[Dataset excerpt]
★ ★ ★

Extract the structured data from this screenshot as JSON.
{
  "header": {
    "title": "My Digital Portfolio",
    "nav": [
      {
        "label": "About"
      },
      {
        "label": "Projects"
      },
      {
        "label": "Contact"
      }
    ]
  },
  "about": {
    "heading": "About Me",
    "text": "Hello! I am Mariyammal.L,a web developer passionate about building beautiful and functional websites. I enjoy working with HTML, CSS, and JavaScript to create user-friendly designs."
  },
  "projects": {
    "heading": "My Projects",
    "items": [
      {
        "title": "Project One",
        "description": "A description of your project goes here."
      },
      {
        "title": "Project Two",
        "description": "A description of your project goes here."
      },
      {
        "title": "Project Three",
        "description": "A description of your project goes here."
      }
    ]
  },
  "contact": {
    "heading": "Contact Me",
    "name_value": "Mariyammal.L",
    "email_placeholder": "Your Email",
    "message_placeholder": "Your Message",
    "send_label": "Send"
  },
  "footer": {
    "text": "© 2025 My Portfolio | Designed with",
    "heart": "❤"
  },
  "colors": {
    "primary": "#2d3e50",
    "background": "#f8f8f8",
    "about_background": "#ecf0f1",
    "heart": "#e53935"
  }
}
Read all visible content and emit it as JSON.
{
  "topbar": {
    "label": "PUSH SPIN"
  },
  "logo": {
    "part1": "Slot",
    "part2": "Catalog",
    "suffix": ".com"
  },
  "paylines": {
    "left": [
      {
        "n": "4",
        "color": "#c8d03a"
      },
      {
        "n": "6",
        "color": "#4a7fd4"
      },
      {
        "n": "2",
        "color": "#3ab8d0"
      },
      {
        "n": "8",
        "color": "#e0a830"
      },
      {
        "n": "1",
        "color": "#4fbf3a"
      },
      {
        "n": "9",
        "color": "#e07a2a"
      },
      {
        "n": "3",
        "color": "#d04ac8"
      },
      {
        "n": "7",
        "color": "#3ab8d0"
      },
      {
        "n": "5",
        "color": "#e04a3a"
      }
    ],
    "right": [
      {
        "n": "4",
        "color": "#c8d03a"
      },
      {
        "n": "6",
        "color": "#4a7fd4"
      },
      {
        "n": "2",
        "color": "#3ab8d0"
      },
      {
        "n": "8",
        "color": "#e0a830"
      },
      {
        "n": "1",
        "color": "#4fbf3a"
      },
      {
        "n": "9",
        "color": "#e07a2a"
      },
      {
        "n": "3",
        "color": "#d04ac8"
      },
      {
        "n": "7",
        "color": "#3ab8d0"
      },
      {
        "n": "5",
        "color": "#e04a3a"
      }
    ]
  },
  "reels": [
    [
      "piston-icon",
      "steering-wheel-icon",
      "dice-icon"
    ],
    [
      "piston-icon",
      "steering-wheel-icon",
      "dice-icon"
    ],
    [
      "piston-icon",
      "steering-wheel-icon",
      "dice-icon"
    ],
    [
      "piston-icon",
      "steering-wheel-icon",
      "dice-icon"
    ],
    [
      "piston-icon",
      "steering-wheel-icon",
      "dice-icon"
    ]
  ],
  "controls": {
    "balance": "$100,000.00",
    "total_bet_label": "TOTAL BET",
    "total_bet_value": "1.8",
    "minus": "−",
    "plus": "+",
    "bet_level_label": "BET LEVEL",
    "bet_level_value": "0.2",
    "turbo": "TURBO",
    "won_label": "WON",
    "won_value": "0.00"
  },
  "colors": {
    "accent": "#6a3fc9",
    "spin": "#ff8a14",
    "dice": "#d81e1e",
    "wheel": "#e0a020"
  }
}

★ ★ ★

[What is required] Each entry above needs to be retyped exactly.

[The result]
Extract the structured data from this screenshot as JSON.
{
  "header": {
    "title": "My Digital Portfolio",
    "nav": [
      {
        "label": "About"
      },
      {
        "label": "Projects"
      },
      {
        "label": "Contact"
      }
    ]
  },
  "about": {
    "heading": "About Me",
    "text": "Hello! I am Mariyammal.L,a web developer passionate about building beautiful and functional websites. I enjoy working with HTML, CSS, and JavaScript to create user-friendly designs."
  },
  "projects": {
    "heading": "My Projects",
    "items": [
      {
        "title": "Project One",
        "description": "A description of your project goes here."
      },
      {
        "title": "Project Two",
        "description": "A description of your project goes here."
      },
      {
        "title": "Project Three",
        "description": "A description of your project goes here."
      }
    ]
  },
  "contact": {
    "heading": "Contact Me",
    "name_value": "Mariyammal.L",
    "email_placeholder": "Your Email",
    "message_placeholder": "Your Message",
    "send_label": "Send"
  },
  "footer": {
    "text": "© 2025 My Portfolio | Designed with",
    "heart": "❤"
  },
  "colors": {
    "primary": "#2d3e50",
    "background": "#f8f8f8",
    "about_background": "#ecf0f1",
    "heart": "#e53935"
  }
}
Read all visible content and emit it as JSON.
{
  "topbar": {
    "label": "PUSH SPIN"
  },
  "logo": {
    "part1": "Slot",
    "part2": "Catalog",
    "suffix": ".com"
  },
  "paylines": {
    "left": [
      {
        "n": "4",
        "color": "#c8d03a"
      },
      {
        "n": "6",
        "color": "#4a7fd4"
      },
      {
        "n": "2",
        "color": "#3ab8d0"
      },
      {
        "n": "8",
        "color": "#e0a830"
      },
      {
        "n": "1",
        "color": "#4fbf3a"
      },
      {
        "n": "9",
        "color": "#e07a2a"
      },
      {
        "n": "3",
        "color": "#d04ac8"
      },
      {
        "n": "7",
        "color": "#3ab8d0"
      },
      {
        "n": "5",
        "color": "#e04a3a"
      }
    ],
    "right": [
      {
        "n": "4",
        "color": "#c8d03a"
      },
      {
        "n": "6",
        "color": "#4a7fd4"
      },
      {
        "n": "2",
        "color": "#3ab8d0"
      },
      {
        "n": "8",
        "color": "#e0a830"
      },
      {
        "n": "1",
        "color": "#4fbf3a"
      },
      {
        "n": "9",
        "color": "#e07a2a"
      },
      {
        "n": "3",
        "color": "#d04ac8"
      },
      {
        "n": "7",
        "color": "#3ab8d0"
      },
      {
        "n": "5",
        "color": "#e04a3a"
      }
    ]
  },
  "reels": [
    [
      "piston-icon",
      "steering-wheel-icon",
      "dice-icon"
    ],
    [
      "piston-icon",
      "steering-wheel-icon",
      "dice-icon"
    ],
    [
      "piston-icon",
      "steering-wheel-icon",
      "dice-icon"
    ],
    [
      "piston-icon",
      "steering-wheel-icon",
      "dice-icon"
    ],
    [
      "piston-icon",
      "steering-wheel-icon",
      "dice-icon"
    ]
  ],
  "controls": {
    "balance": "$100,000.00",
    "total_bet_label": "TOTAL BET",
    "total_bet_value": "1.8",
    "minus": "−",
    "plus": "+",
    "bet_level_label": "BET LEVEL",
    "bet_level_value": "0.2",
    "turbo": "TURBO",
    "won_label": "WON",
    "won_value": "0.00"
  },
  "colors": {
    "accent": "#6a3fc9",
    "spin": "#ff8a14",
    "dice": "#d81e1e",
    "wheel": "#e0a020"
  }
}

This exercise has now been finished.